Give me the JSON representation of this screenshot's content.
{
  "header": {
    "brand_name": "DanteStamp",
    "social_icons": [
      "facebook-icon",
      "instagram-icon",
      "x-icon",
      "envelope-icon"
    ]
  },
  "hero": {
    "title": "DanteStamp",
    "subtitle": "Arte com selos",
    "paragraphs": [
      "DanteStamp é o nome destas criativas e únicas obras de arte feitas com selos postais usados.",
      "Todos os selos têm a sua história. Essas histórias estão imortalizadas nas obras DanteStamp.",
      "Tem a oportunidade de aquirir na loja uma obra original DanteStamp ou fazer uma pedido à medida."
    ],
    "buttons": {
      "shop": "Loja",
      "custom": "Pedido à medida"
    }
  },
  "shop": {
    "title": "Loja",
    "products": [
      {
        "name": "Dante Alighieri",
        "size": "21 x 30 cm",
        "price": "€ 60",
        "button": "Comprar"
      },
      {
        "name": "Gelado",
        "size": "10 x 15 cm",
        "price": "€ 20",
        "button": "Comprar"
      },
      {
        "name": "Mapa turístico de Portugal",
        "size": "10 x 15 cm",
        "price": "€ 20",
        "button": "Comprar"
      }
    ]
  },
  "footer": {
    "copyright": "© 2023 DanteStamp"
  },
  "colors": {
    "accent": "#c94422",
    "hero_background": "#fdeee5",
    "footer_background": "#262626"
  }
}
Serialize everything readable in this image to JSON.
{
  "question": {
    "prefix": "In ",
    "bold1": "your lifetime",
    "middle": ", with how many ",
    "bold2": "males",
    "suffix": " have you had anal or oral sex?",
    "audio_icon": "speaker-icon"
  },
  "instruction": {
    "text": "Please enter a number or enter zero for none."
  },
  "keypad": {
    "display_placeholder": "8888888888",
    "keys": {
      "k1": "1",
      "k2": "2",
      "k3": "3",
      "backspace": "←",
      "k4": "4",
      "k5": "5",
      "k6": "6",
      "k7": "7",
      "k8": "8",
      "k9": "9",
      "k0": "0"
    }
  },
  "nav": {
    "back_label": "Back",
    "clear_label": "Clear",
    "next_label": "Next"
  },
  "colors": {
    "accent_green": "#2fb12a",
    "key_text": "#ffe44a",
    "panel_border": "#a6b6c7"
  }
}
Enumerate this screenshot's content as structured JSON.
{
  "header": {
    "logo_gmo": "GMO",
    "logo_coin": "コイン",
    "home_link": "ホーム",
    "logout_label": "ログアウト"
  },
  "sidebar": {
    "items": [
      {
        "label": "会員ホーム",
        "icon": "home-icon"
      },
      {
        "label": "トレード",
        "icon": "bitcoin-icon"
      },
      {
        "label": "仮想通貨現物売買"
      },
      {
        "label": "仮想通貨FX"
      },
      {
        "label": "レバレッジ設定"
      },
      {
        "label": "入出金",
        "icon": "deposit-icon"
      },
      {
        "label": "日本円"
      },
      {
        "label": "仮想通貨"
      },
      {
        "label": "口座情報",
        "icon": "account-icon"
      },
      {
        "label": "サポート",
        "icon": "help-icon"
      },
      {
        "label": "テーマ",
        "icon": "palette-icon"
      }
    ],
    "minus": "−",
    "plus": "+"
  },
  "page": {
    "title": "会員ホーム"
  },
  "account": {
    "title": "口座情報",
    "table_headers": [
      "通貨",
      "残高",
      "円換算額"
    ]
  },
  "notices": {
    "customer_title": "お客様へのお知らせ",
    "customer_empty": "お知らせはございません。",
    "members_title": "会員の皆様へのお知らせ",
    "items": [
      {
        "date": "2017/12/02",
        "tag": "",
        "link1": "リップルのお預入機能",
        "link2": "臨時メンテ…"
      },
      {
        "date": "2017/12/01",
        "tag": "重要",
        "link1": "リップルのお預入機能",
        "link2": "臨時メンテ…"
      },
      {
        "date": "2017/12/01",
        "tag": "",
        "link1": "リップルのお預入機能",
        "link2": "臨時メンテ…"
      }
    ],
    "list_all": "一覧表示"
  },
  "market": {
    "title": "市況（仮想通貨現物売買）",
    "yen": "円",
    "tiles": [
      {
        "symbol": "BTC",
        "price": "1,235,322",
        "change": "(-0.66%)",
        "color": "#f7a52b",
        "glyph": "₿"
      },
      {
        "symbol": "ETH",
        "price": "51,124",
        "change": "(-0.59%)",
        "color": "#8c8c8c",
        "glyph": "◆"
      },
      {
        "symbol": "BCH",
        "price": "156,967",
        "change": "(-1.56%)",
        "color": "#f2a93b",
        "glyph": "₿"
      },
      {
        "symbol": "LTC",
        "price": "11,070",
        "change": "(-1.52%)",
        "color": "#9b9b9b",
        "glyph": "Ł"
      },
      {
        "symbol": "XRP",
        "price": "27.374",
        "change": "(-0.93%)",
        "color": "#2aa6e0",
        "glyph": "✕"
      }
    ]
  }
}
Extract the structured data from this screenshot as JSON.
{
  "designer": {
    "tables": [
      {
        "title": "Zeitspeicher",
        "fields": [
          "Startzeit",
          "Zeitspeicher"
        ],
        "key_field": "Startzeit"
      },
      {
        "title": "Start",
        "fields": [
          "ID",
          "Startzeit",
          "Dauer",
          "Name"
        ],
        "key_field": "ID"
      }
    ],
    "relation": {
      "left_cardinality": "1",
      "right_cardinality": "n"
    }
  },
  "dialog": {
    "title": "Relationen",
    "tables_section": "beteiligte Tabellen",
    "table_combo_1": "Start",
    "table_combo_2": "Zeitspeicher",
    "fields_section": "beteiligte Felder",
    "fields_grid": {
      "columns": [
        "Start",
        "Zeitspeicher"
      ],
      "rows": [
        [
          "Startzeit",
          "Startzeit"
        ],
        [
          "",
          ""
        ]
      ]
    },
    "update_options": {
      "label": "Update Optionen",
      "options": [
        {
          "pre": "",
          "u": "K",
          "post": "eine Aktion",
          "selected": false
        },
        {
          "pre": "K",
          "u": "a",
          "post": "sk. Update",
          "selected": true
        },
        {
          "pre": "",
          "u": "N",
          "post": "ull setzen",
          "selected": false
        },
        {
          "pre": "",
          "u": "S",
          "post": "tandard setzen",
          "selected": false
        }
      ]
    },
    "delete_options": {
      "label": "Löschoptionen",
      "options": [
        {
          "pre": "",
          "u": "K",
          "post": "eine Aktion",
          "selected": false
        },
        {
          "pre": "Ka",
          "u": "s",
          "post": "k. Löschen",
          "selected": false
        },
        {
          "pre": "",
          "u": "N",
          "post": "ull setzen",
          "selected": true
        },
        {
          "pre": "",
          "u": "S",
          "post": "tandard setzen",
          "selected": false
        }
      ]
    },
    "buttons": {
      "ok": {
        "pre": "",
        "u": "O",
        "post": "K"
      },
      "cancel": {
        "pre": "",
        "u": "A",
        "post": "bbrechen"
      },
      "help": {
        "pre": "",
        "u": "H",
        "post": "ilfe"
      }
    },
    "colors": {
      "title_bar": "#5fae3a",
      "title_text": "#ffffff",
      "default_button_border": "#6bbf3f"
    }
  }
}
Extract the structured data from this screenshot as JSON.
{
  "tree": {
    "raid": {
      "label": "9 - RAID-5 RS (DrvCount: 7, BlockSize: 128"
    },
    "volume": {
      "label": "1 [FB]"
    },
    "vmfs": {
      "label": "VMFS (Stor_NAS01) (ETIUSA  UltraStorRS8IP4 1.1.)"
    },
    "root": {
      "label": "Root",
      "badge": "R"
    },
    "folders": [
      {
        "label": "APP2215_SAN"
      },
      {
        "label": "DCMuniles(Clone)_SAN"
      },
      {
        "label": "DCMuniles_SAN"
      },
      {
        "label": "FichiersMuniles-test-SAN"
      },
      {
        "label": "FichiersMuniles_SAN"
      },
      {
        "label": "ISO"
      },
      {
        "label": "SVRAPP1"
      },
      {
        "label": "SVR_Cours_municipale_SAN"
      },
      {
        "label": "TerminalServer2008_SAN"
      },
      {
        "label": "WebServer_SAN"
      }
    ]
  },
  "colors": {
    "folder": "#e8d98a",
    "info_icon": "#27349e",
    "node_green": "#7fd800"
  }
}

■ **Task prompt**
List all lines in the material containing the string "obras".

■ **Task answer**
      "DanteStamp é o nome destas criativas e únicas obras de arte feitas com selos postais usados.",
      "Todos os selos têm a sua história. Essas histórias estão imortalizadas nas obras DanteStamp.",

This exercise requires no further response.